### THE EXERCISE
Restate the full listing word for word and leave the pictures out.

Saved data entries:
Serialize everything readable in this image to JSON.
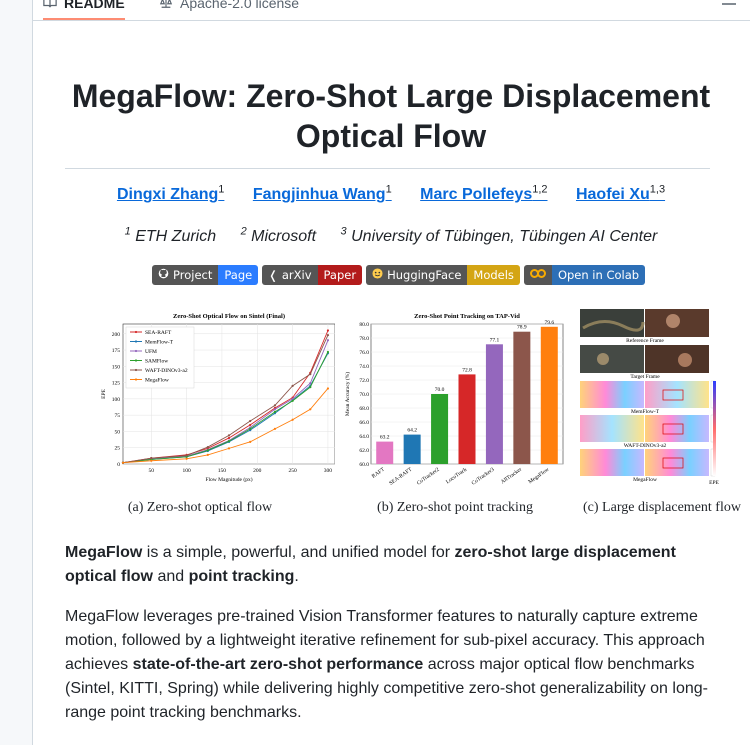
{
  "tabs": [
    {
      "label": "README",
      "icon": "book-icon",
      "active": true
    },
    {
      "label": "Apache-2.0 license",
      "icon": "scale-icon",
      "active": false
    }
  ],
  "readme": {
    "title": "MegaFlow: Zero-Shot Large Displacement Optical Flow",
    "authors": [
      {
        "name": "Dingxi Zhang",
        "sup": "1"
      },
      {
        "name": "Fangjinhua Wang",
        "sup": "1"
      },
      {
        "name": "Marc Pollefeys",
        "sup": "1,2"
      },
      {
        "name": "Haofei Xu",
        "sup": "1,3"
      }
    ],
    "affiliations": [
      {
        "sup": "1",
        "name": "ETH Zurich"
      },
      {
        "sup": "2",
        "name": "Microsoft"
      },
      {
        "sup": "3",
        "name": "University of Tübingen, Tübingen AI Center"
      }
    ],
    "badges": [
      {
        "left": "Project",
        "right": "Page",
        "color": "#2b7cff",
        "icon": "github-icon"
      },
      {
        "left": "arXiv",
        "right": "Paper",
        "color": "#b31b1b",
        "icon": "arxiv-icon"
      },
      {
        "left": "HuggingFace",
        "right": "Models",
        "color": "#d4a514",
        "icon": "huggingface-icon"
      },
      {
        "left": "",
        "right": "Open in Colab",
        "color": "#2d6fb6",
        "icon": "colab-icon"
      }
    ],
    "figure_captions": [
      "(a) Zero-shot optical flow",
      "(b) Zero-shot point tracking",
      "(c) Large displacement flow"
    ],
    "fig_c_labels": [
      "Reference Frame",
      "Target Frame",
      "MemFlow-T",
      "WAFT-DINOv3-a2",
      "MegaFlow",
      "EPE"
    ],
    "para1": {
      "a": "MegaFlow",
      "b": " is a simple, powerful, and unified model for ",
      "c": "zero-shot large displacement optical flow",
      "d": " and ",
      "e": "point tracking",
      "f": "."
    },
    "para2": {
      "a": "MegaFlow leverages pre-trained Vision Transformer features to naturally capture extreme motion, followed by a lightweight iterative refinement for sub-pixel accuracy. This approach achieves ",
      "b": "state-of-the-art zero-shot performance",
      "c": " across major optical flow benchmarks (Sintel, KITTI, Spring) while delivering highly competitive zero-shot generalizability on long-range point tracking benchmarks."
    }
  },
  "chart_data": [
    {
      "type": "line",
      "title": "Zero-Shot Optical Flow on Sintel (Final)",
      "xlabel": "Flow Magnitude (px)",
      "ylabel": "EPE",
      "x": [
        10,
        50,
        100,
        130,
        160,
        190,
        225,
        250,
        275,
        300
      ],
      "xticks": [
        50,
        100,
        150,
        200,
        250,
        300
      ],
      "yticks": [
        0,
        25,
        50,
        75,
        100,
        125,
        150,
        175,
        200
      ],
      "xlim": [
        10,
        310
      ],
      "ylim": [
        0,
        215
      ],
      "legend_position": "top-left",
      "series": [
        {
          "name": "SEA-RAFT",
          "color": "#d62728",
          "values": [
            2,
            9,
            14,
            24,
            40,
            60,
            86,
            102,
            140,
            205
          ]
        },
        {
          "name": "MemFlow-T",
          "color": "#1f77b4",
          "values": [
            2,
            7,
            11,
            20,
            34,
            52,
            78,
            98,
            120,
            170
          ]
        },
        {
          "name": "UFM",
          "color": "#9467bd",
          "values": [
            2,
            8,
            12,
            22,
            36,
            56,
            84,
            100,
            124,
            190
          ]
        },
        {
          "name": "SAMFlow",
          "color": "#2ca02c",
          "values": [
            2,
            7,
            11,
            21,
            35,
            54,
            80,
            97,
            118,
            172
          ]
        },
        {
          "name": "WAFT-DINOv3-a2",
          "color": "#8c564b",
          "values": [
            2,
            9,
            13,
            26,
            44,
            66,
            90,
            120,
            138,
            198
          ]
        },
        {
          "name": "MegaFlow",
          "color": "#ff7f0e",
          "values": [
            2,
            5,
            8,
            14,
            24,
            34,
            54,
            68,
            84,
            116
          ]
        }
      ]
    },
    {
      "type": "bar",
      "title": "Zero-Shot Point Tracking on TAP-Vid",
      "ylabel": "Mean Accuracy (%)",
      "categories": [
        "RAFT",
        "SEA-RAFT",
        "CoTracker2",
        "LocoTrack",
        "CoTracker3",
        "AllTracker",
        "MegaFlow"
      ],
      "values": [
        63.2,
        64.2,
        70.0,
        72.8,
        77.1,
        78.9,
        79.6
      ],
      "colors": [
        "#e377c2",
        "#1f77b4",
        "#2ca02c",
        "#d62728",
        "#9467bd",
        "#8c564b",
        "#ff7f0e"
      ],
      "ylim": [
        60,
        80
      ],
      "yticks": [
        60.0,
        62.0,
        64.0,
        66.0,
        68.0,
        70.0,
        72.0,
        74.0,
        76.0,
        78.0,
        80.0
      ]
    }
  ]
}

### SOLUTION TO THIS TASK
Serialize everything readable in this image to JSON.
{
  "tabs": [
    {
      "label": "README",
      "icon": "book-icon",
      "active": true
    },
    {
      "label": "Apache-2.0 license",
      "icon": "scale-icon",
      "active": false
    }
  ],
  "readme": {
    "title": "MegaFlow: Zero-Shot Large Displacement Optical Flow",
    "authors": [
      {
        "name": "Dingxi Zhang",
        "sup": "1"
      },
      {
        "name": "Fangjinhua Wang",
        "sup": "1"
      },
      {
        "name": "Marc Pollefeys",
        "sup": "1,2"
      },
      {
        "name": "Haofei Xu",
        "sup": "1,3"
      }
    ],
    "affiliations": [
      {
        "sup": "1",
        "name": "ETH Zurich"
      },
      {
        "sup": "2",
        "name": "Microsoft"
      },
      {
        "sup": "3",
        "name": "University of Tübingen, Tübingen AI Center"
      }
    ],
    "badges": [
      {
        "left": "Project",
        "right": "Page",
        "color": "#2b7cff",
        "icon": "github-icon"
      },
      {
        "left": "arXiv",
        "right": "Paper",
        "color": "#b31b1b",
        "icon": "arxiv-icon"
      },
      {
        "left": "HuggingFace",
        "right": "Models",
        "color": "#d4a514",
        "icon": "huggingface-icon"
      },
      {
        "left": "",
        "right": "Open in Colab",
        "color": "#2d6fb6",
        "icon": "colab-icon"
      }
    ],
    "figure_captions": [
      "(a) Zero-shot optical flow",
      "(b) Zero-shot point tracking",
      "(c) Large displacement flow"
    ],
    "fig_c_labels": [
      "Reference Frame",
      "Target Frame",
      "MemFlow-T",
      "WAFT-DINOv3-a2",
      "MegaFlow",
      "EPE"
    ],
    "para1": {
      "a": "MegaFlow",
      "b": " is a simple, powerful, and unified model for ",
      "c": "zero-shot large displacement optical flow",
      "d": " and ",
      "e": "point tracking",
      "f": "."
    },
    "para2": {
      "a": "MegaFlow leverages pre-trained Vision Transformer features to naturally capture extreme motion, followed by a lightweight iterative refinement for sub-pixel accuracy. This approach achieves ",
      "b": "state-of-the-art zero-shot performance",
      "c": " across major optical flow benchmarks (Sintel, KITTI, Spring) while delivering highly competitive zero-shot generalizability on long-range point tracking benchmarks."
    }
  },
  "chart_data": [
    {
      "type": "line",
      "title": "Zero-Shot Optical Flow on Sintel (Final)",
      "xlabel": "Flow Magnitude (px)",
      "ylabel": "EPE",
      "x": [
        10,
        50,
        100,
        130,
        160,
        190,
        225,
        250,
        275,
        300
      ],
      "xticks": [
        50,
        100,
        150,
        200,
        250,
        300
      ],
      "yticks": [
        0,
        25,
        50,
        75,
        100,
        125,
        150,
        175,
        200
      ],
      "xlim": [
        10,
        310
      ],
      "ylim": [
        0,
        215
      ],
      "legend_position": "top-left",
      "series": [
        {
          "name": "SEA-RAFT",
          "color": "#d62728",
          "values": [
            2,
            9,
            14,
            24,
            40,
            60,
            86,
            102,
            140,
            205
          ]
        },
        {
          "name": "MemFlow-T",
          "color": "#1f77b4",
          "values": [
            2,
            7,
            11,
            20,
            34,
            52,
            78,
            98,
            120,
            170
          ]
        },
        {
          "name": "UFM",
          "color": "#9467bd",
          "values": [
            2,
            8,
            12,
            22,
            36,
            56,
            84,
            100,
            124,
            190
          ]
        },
        {
          "name": "SAMFlow",
          "color": "#2ca02c",
          "values": [
            2,
            7,
            11,
            21,
            35,
            54,
            80,
            97,
            118,
            172
          ]
        },
        {
          "name": "WAFT-DINOv3-a2",
          "color": "#8c564b",
          "values": [
            2,
            9,
            13,
            26,
            44,
            66,
            90,
            120,
            138,
            198
          ]
        },
        {
          "name": "MegaFlow",
          "color": "#ff7f0e",
          "values": [
            2,
            5,
            8,
            14,
            24,
            34,
            54,
            68,
            84,
            116
          ]
        }
      ]
    },
    {
      "type": "bar",
      "title": "Zero-Shot Point Tracking on TAP-Vid",
      "ylabel": "Mean Accuracy (%)",
      "categories": [
        "RAFT",
        "SEA-RAFT",
        "CoTracker2",
        "LocoTrack",
        "CoTracker3",
        "AllTracker",
        "MegaFlow"
      ],
      "values": [
        63.2,
        64.2,
        70.0,
        72.8,
        77.1,
        78.9,
        79.6
      ],
      "colors": [
        "#e377c2",
        "#1f77b4",
        "#2ca02c",
        "#d62728",
        "#9467bd",
        "#8c564b",
        "#ff7f0e"
      ],
      "ylim": [
        60,
        80
      ],
      "yticks": [
        60.0,
        62.0,
        64.0,
        66.0,
        68.0,
        70.0,
        72.0,
        74.0,
        76.0,
        78.0,
        80.0
      ]
    }
  ]
}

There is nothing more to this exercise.